## Record set
-------

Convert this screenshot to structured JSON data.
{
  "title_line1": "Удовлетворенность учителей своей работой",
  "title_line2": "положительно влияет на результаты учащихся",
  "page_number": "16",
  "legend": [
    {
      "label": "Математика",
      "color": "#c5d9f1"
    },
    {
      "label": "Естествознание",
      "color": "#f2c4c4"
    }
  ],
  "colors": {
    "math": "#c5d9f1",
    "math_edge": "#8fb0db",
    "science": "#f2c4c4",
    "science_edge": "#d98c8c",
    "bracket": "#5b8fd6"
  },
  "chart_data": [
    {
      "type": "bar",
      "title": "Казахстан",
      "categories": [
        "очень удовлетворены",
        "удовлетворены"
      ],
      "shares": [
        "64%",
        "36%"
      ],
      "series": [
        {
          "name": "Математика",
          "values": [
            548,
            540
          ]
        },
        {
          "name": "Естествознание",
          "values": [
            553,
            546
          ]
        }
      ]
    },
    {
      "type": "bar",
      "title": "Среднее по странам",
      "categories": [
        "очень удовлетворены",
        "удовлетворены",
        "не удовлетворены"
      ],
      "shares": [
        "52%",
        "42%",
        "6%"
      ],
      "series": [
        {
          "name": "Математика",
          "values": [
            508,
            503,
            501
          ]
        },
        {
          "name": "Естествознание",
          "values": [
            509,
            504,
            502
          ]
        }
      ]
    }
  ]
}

-------

## What is asked
Make a verbatim copy of every entry shown above.

## Final result
Convert this screenshot to structured JSON data.
{
  "title_line1": "Удовлетворенность учителей своей работой",
  "title_line2": "положительно влияет на результаты учащихся",
  "page_number": "16",
  "legend": [
    {
      "label": "Математика",
      "color": "#c5d9f1"
    },
    {
      "label": "Естествознание",
      "color": "#f2c4c4"
    }
  ],
  "colors": {
    "math": "#c5d9f1",
    "math_edge": "#8fb0db",
    "science": "#f2c4c4",
    "science_edge": "#d98c8c",
    "bracket": "#5b8fd6"
  },
  "chart_data": [
    {
      "type": "bar",
      "title": "Казахстан",
      "categories": [
        "очень удовлетворены",
        "удовлетворены"
      ],
      "shares": [
        "64%",
        "36%"
      ],
      "series": [
        {
          "name": "Математика",
          "values": [
            548,
            540
          ]
        },
        {
          "name": "Естествознание",
          "values": [
            553,
            546
          ]
        }
      ]
    },
    {
      "type": "bar",
      "title": "Среднее по странам",
      "categories": [
        "очень удовлетворены",
        "удовлетворены",
        "не удовлетворены"
      ],
      "shares": [
        "52%",
        "42%",
        "6%"
      ],
      "series": [
        {
          "name": "Математика",
          "values": [
            508,
            503,
            501
          ]
        },
        {
          "name": "Естествознание",
          "values": [
            509,
            504,
            502
          ]
        }
      ]
    }
  ]
}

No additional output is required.